Gather each line containing the string "mean" from these entries.

BEGIN Available records

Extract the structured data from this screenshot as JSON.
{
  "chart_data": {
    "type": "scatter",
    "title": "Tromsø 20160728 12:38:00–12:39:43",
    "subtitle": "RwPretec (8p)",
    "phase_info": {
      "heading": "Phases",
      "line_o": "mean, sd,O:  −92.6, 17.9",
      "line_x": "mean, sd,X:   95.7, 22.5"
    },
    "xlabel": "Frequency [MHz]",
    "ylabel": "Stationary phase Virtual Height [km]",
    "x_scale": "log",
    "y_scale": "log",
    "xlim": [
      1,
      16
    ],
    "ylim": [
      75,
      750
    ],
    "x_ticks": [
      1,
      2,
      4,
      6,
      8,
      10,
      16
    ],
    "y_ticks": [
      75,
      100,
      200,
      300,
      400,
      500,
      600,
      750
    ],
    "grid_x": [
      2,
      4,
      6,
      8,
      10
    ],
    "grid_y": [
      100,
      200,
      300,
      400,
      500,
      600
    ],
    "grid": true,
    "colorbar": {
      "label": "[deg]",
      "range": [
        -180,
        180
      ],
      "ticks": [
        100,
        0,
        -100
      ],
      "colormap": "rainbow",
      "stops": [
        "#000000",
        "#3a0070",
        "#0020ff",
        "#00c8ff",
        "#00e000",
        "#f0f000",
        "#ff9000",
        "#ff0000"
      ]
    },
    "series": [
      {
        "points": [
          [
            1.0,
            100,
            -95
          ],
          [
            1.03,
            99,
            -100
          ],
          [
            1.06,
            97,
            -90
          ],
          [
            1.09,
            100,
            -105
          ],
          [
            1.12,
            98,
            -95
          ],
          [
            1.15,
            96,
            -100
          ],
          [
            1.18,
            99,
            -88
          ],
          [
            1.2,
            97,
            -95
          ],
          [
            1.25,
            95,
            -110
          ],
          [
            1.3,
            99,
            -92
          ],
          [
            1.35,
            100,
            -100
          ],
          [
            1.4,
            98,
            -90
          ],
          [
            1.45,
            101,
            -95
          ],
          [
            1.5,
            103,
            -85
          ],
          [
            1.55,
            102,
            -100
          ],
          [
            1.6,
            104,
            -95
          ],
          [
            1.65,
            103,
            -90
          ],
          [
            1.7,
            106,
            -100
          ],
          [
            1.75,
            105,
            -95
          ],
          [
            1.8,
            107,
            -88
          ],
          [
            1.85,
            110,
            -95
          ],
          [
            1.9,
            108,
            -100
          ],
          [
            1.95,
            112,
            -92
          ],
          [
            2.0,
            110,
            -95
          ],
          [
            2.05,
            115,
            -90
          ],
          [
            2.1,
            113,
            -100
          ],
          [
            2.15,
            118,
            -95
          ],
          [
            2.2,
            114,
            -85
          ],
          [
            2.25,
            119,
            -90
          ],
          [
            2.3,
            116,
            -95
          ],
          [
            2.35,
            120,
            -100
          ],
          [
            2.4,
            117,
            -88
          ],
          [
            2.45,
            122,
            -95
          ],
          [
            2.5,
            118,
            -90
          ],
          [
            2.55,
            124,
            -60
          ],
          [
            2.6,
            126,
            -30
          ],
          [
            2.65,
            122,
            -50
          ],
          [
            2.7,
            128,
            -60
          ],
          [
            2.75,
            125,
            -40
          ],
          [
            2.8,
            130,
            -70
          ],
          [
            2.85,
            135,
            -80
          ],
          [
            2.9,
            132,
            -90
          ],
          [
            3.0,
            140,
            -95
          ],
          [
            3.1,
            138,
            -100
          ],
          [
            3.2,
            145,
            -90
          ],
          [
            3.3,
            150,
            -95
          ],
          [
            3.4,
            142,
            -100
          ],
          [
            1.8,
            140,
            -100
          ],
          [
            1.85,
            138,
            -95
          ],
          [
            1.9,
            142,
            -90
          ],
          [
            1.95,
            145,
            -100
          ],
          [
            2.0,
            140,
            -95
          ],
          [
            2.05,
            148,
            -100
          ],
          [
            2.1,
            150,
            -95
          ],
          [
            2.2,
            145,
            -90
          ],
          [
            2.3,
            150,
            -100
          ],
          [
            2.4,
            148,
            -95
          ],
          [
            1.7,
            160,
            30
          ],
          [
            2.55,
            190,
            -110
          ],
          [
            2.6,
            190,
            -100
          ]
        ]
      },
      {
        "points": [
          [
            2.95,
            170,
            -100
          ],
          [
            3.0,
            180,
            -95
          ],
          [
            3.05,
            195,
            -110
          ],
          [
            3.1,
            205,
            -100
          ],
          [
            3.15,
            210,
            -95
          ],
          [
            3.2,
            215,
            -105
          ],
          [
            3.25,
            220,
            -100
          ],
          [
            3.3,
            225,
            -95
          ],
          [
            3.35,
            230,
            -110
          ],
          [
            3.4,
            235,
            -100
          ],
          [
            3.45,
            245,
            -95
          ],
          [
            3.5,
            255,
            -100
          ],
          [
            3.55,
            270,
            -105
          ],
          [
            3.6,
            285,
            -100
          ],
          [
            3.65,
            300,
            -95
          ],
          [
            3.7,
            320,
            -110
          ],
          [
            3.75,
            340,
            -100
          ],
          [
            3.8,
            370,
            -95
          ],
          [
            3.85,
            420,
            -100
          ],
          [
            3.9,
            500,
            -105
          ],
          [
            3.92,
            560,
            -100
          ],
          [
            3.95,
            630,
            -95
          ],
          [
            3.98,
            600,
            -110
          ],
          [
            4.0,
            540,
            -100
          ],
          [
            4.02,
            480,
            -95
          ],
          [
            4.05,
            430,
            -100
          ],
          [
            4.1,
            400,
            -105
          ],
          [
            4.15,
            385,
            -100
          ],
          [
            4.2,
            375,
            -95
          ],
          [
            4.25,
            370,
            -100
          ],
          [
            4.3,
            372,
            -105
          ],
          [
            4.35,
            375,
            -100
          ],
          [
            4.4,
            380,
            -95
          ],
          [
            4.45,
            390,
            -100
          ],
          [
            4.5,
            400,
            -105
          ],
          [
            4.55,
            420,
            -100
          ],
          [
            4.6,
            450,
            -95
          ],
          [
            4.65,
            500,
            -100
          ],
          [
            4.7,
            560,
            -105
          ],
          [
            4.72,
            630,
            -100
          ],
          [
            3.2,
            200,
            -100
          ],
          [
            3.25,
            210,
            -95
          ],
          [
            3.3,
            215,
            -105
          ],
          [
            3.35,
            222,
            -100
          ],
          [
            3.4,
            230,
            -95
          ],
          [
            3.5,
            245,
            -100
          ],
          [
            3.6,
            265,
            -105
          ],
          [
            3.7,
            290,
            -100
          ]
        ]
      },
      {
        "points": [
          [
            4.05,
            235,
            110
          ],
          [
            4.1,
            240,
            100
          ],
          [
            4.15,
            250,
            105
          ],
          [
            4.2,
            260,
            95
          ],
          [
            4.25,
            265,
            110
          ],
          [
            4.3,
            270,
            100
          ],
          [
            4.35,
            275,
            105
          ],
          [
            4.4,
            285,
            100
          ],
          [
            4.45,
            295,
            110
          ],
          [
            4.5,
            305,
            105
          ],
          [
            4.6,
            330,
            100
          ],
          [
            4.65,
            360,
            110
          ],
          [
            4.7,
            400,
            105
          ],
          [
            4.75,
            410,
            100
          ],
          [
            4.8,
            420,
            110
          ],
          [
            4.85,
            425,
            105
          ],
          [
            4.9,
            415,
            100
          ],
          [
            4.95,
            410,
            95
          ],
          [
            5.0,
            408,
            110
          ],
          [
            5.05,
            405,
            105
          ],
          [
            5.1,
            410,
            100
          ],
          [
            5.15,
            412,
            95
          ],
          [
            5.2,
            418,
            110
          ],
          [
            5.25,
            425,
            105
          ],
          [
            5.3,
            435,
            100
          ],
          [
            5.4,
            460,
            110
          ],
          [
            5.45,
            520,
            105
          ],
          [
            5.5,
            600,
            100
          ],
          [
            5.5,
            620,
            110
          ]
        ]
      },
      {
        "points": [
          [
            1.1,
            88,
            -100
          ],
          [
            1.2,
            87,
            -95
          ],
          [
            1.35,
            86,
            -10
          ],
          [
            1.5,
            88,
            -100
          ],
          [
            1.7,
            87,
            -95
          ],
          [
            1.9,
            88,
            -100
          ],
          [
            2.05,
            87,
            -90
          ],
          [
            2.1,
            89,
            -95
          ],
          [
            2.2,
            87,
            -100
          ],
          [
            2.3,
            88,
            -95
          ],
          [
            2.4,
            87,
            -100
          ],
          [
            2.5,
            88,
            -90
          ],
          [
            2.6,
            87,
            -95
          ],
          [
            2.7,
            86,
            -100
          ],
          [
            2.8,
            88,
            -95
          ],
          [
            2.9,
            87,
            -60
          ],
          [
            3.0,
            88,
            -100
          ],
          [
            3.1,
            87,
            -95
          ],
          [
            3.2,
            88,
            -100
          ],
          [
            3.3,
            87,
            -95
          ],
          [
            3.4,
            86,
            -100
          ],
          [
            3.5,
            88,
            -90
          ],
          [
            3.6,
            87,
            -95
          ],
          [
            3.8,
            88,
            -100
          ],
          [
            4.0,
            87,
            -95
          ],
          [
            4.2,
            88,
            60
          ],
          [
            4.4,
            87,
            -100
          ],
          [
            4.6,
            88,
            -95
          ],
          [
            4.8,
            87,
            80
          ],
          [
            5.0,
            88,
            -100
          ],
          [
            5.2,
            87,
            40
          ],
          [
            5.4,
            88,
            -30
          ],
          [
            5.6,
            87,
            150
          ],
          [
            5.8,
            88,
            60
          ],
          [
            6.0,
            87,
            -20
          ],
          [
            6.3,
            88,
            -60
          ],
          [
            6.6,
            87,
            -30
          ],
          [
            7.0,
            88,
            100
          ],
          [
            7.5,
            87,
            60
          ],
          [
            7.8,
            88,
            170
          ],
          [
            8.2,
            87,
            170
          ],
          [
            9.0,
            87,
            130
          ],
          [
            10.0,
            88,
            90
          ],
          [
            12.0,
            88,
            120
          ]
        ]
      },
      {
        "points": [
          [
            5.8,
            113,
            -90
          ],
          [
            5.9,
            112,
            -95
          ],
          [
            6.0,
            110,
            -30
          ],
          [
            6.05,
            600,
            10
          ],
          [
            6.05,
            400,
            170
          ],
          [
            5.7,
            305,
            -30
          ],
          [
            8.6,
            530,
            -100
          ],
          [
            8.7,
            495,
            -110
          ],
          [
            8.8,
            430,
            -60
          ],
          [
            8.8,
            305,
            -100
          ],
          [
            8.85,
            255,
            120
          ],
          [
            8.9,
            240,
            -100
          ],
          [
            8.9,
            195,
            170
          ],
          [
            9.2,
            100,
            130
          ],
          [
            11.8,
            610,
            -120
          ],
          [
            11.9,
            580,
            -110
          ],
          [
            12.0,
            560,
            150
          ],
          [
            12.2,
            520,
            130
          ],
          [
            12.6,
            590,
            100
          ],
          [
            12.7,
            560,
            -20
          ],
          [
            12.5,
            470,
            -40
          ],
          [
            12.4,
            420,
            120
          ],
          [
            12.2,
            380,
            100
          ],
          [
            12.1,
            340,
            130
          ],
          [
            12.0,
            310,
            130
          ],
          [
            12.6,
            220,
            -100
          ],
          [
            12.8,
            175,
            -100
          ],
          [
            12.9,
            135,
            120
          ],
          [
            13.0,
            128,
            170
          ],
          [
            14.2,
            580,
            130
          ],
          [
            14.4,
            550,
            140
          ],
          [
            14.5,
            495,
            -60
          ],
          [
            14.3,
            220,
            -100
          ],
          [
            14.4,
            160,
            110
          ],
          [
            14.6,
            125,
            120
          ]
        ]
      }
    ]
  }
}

END Available records

> Task response:
      "line_o": "mean, sd,O:  −92.6, 17.9",
      "line_x": "mean, sd,X:   95.7, 22.5"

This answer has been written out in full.